■ WORK TO COMPLETE ■
Counting only lines that hold "Unfold", give the total and nothing more.
* BEGIN DATA FOR PROCESSING *
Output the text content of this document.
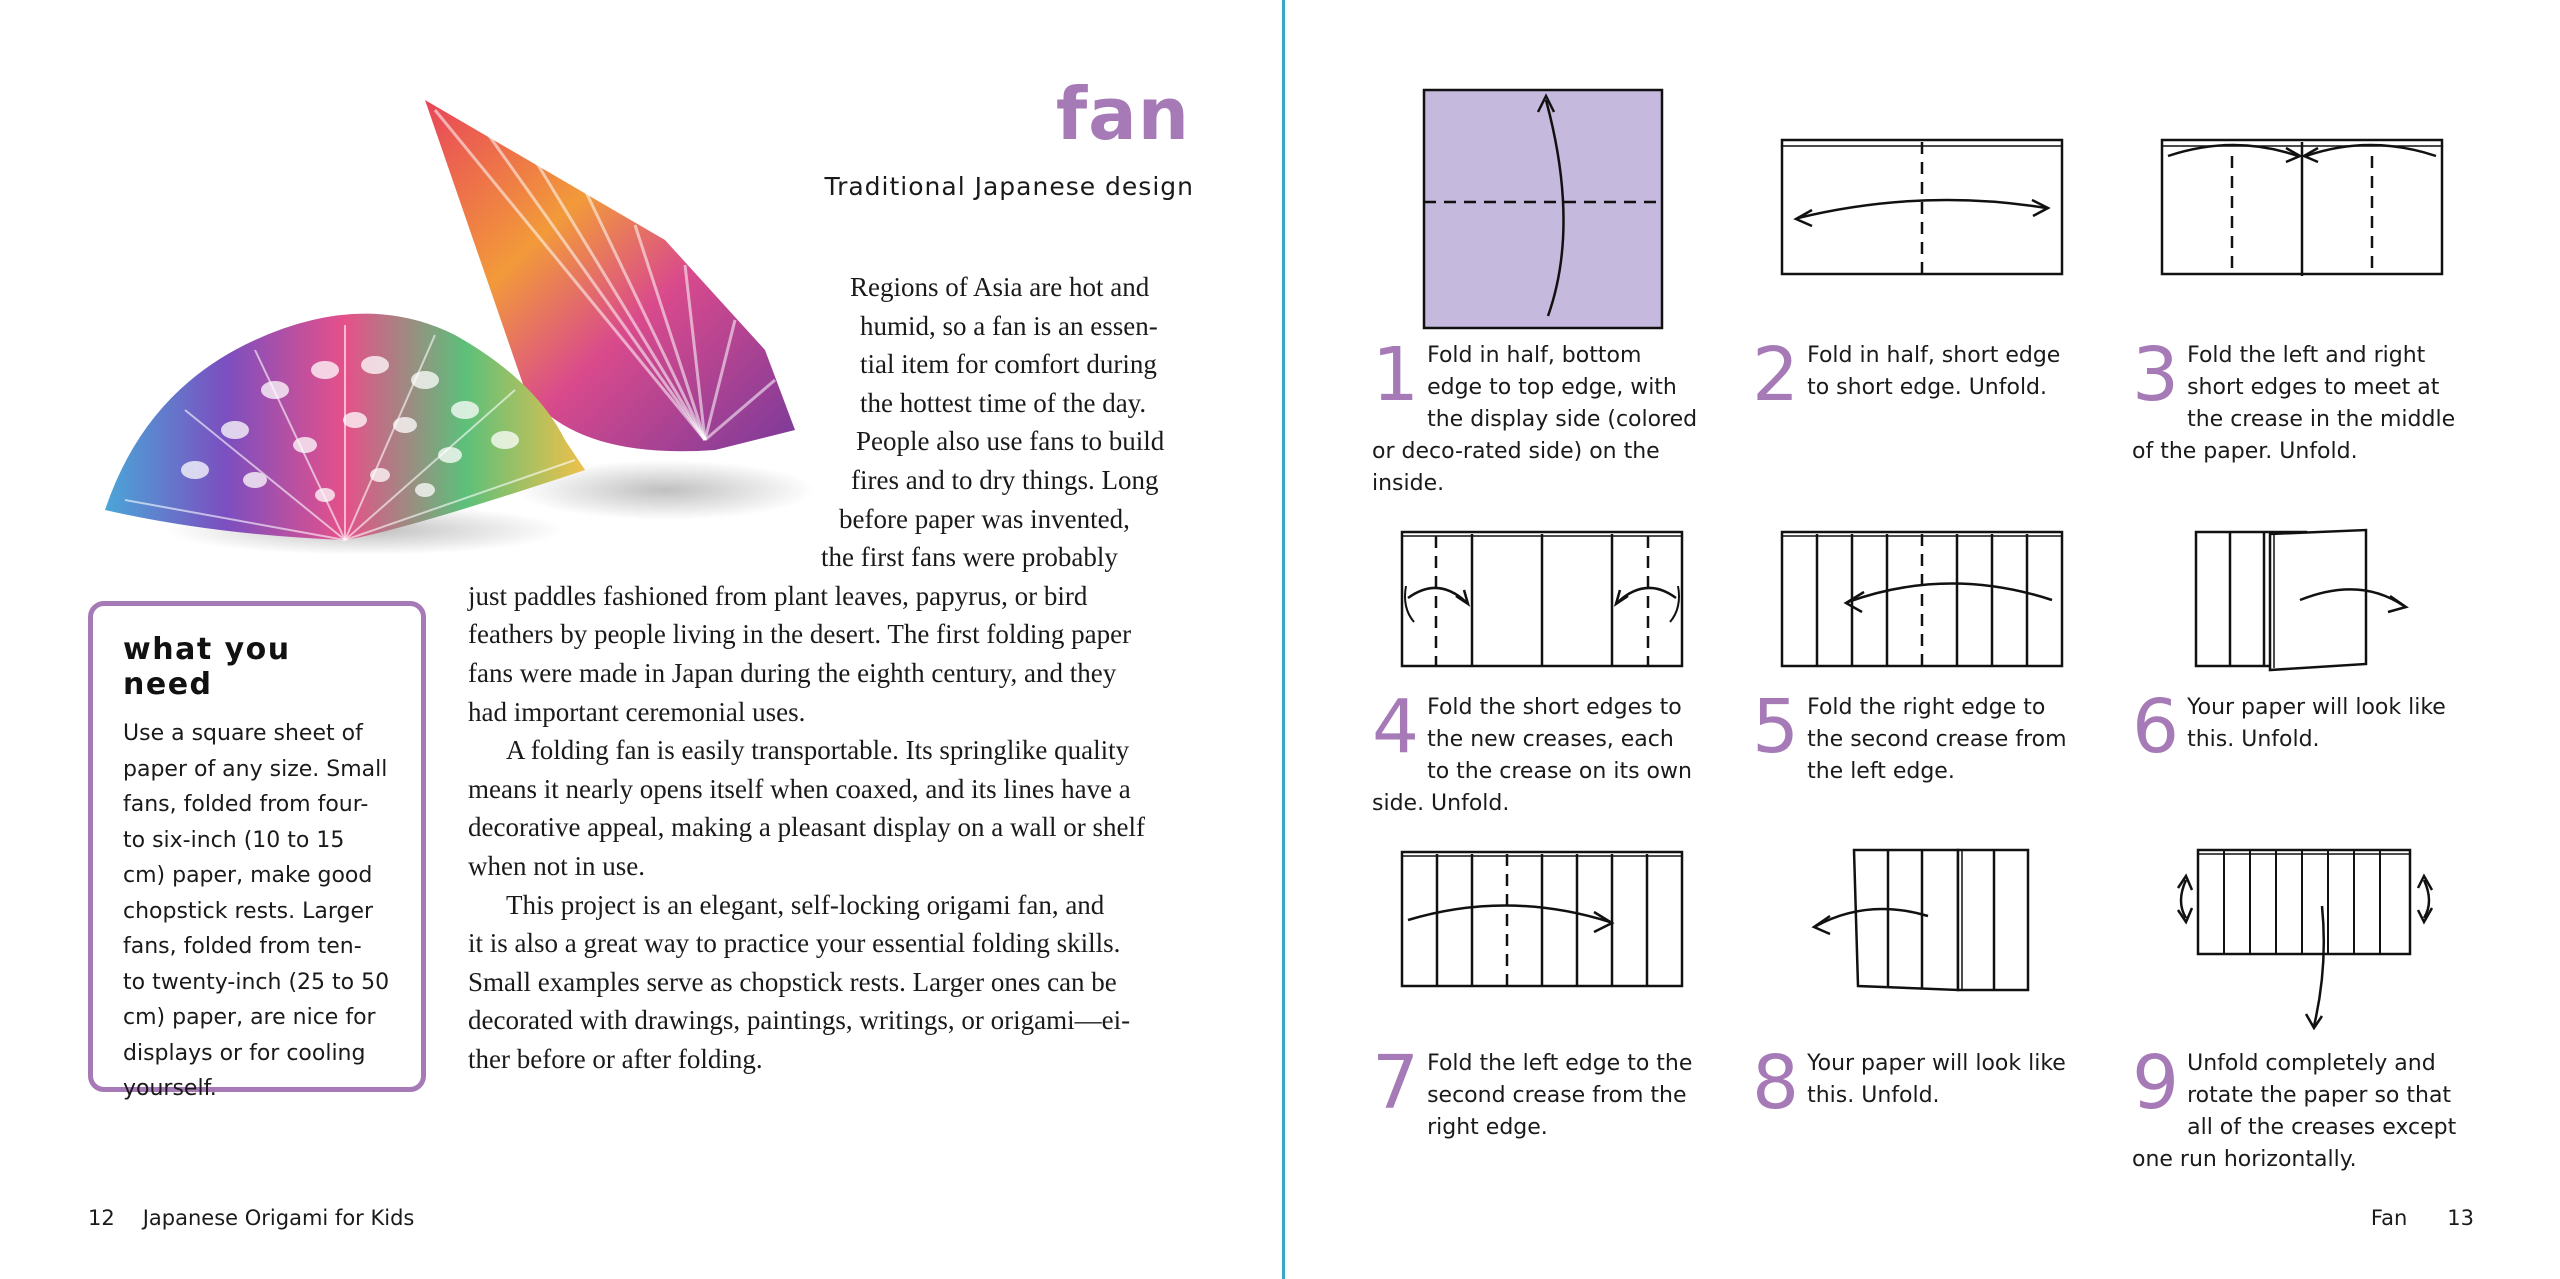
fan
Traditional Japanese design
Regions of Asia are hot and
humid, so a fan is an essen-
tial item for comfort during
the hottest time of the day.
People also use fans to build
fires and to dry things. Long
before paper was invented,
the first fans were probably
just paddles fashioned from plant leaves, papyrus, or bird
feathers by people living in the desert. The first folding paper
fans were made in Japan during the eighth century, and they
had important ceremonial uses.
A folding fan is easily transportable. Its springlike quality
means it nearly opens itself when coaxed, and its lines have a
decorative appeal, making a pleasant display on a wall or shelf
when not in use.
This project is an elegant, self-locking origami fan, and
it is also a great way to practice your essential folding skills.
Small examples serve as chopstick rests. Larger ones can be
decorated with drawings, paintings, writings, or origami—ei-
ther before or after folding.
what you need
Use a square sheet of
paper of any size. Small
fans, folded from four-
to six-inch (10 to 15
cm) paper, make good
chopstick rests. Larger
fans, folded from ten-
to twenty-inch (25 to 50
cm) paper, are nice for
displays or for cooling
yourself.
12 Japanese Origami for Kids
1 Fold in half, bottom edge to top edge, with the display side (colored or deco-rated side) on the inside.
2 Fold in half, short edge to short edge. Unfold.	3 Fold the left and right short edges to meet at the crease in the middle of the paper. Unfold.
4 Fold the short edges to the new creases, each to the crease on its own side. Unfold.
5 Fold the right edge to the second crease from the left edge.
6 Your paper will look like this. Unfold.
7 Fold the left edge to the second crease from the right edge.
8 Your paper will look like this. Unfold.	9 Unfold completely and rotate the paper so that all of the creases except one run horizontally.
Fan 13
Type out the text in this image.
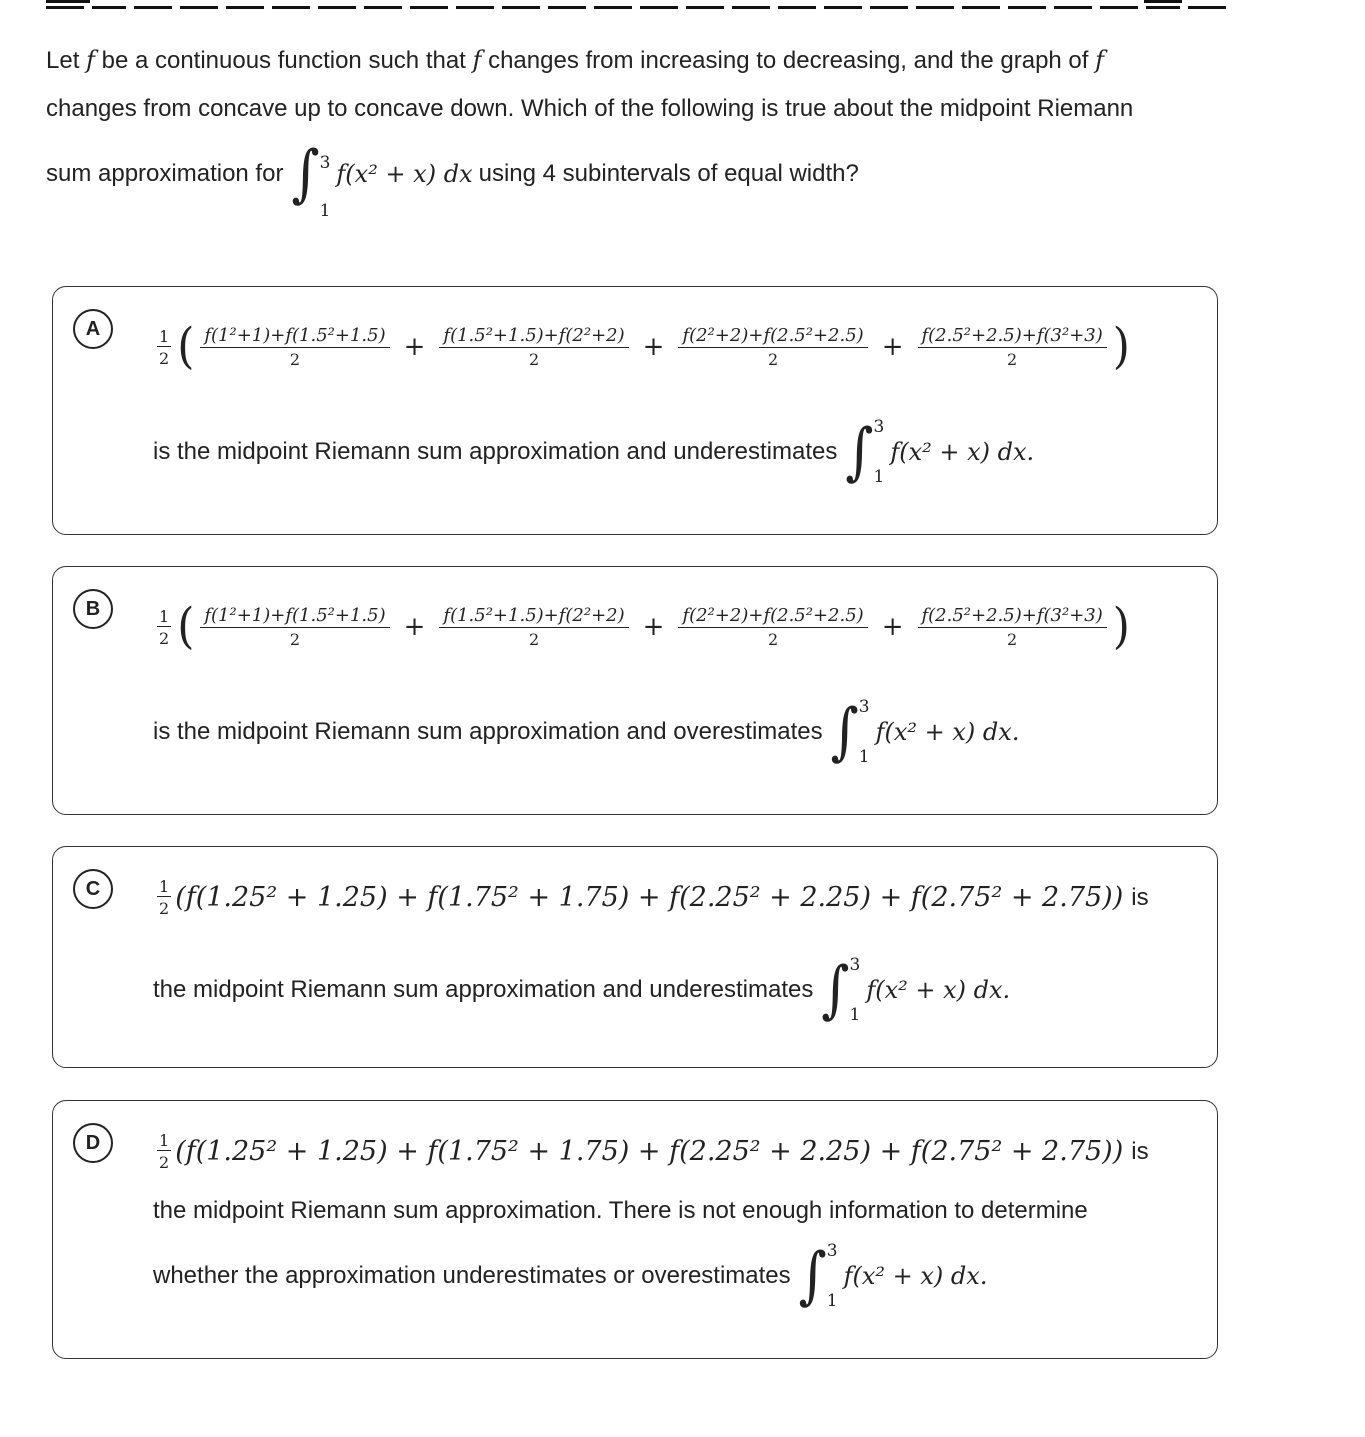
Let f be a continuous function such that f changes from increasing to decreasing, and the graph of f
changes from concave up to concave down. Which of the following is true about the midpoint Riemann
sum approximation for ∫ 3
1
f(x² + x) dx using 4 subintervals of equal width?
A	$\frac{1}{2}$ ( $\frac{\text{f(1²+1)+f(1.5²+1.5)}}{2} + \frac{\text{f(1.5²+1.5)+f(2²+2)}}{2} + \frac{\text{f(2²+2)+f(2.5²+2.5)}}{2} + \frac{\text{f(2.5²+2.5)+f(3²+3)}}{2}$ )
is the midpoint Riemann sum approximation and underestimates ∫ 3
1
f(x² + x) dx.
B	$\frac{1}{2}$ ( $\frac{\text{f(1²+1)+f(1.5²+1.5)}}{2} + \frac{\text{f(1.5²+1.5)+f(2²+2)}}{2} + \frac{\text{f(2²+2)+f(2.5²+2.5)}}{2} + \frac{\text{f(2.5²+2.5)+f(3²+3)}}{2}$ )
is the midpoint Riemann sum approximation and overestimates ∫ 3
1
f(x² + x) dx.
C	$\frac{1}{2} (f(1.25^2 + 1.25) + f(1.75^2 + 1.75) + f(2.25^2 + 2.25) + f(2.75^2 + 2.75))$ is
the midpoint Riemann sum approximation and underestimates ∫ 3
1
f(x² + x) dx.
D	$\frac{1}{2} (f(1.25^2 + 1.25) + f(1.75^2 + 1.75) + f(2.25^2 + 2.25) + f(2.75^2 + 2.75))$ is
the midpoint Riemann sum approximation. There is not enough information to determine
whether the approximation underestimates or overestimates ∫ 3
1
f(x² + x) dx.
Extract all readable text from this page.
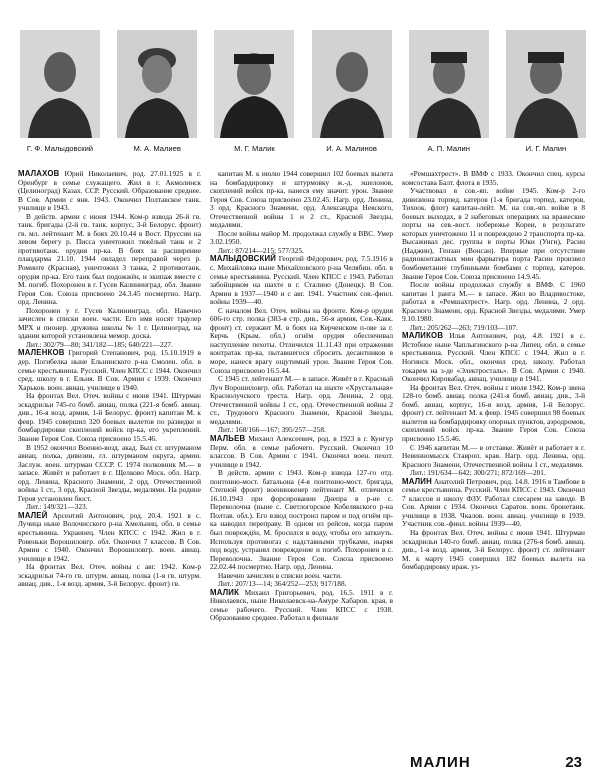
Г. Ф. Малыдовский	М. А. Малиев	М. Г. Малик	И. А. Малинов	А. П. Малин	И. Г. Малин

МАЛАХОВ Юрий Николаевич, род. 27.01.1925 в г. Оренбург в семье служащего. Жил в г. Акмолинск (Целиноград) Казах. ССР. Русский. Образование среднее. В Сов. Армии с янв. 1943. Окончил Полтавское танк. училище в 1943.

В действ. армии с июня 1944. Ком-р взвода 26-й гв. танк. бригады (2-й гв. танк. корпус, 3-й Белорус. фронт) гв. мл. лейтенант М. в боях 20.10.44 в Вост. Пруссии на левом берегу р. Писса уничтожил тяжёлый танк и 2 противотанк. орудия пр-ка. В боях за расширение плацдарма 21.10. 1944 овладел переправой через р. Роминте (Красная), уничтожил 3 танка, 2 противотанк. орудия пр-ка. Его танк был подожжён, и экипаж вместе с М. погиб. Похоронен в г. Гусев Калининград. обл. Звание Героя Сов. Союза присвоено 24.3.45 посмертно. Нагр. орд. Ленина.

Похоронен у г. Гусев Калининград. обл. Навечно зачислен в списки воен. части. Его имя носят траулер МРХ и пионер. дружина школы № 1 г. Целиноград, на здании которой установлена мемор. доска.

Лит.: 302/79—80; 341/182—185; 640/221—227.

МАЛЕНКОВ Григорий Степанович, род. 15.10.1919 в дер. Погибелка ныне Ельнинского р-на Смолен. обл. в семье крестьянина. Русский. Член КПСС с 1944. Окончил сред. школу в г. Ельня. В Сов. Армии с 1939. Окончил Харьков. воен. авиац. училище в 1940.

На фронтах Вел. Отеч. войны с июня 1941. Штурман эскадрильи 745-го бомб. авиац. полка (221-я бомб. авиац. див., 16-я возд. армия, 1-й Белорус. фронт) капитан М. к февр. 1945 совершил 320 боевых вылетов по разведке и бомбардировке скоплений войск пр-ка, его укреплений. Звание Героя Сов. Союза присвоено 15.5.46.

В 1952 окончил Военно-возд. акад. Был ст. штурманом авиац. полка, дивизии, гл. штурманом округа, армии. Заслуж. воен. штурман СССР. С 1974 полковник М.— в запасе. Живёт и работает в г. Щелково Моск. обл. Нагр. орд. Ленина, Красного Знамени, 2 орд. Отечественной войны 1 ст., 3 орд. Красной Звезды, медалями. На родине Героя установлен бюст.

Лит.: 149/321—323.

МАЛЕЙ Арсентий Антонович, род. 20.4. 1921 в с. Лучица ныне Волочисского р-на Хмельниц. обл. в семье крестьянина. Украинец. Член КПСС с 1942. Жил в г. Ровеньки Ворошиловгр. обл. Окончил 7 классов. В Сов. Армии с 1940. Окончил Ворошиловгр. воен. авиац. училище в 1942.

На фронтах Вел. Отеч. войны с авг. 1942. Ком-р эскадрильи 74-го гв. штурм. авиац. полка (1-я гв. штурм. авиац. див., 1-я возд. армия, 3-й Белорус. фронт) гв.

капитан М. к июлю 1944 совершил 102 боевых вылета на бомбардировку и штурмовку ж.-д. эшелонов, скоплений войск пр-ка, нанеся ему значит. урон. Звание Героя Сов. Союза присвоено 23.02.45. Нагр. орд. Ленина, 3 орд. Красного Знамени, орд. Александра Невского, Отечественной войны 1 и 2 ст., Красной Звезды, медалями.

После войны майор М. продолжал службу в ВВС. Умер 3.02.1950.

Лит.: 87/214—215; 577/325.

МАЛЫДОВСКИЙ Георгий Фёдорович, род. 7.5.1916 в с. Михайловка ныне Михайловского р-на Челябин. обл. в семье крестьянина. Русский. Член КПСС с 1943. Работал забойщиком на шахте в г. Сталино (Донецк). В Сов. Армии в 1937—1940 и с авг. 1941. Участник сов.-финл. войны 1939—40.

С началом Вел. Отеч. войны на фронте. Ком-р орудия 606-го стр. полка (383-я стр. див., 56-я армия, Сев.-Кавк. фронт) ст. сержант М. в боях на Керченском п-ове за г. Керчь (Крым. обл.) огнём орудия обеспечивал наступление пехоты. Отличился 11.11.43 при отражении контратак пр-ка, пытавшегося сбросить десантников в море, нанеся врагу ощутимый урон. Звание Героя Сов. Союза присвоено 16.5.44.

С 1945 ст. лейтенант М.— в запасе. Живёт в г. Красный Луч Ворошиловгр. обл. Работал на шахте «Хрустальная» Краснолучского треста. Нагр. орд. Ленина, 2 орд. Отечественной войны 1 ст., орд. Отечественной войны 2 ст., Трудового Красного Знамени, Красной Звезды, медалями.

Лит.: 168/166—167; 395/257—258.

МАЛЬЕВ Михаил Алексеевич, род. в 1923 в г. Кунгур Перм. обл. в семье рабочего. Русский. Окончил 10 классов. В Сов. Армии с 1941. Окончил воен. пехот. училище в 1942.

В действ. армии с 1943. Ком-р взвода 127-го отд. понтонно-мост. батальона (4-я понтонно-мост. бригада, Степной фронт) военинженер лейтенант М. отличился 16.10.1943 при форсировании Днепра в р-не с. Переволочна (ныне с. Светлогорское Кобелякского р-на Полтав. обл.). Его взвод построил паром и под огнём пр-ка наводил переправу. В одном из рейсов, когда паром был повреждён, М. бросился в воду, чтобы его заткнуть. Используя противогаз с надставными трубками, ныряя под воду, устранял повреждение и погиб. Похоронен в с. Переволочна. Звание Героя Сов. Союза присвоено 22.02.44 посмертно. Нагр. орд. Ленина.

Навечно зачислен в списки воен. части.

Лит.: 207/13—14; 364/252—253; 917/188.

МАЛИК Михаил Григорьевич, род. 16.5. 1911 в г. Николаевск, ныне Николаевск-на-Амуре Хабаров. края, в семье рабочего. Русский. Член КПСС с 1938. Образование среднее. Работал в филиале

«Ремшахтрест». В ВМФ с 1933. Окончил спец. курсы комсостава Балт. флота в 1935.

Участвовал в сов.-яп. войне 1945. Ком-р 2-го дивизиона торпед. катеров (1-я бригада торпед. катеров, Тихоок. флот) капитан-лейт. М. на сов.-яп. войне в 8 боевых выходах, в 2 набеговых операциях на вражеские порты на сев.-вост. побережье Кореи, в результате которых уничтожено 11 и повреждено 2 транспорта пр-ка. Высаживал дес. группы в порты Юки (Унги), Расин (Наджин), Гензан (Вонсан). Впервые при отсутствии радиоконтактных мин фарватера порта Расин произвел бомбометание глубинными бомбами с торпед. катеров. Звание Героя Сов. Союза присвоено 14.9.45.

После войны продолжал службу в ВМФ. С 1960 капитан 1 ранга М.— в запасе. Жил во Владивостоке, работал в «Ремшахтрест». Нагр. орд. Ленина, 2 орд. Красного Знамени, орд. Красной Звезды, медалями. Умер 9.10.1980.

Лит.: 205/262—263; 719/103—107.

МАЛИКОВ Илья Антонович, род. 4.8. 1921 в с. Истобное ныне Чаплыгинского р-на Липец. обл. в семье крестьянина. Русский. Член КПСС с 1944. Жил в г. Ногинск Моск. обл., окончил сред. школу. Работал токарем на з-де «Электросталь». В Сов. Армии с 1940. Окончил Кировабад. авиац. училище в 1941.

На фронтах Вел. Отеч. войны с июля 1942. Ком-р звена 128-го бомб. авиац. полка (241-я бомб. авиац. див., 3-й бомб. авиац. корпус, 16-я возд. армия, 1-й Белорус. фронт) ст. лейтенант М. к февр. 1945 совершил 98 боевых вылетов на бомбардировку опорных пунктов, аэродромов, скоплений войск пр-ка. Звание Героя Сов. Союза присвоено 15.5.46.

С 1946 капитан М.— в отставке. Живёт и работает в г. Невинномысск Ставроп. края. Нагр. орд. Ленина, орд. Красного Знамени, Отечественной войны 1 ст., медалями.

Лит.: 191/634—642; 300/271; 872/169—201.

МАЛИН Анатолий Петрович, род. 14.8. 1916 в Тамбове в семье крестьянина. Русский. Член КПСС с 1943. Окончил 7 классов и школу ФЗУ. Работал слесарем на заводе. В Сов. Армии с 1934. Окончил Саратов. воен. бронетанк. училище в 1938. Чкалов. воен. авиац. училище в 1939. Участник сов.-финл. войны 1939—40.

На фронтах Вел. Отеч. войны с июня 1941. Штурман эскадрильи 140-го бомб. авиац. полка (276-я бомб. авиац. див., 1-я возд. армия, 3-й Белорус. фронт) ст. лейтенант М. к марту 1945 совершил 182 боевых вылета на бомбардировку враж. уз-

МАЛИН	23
* END DATA FOR PROCESSING *
■ FINAL RESULT ■
4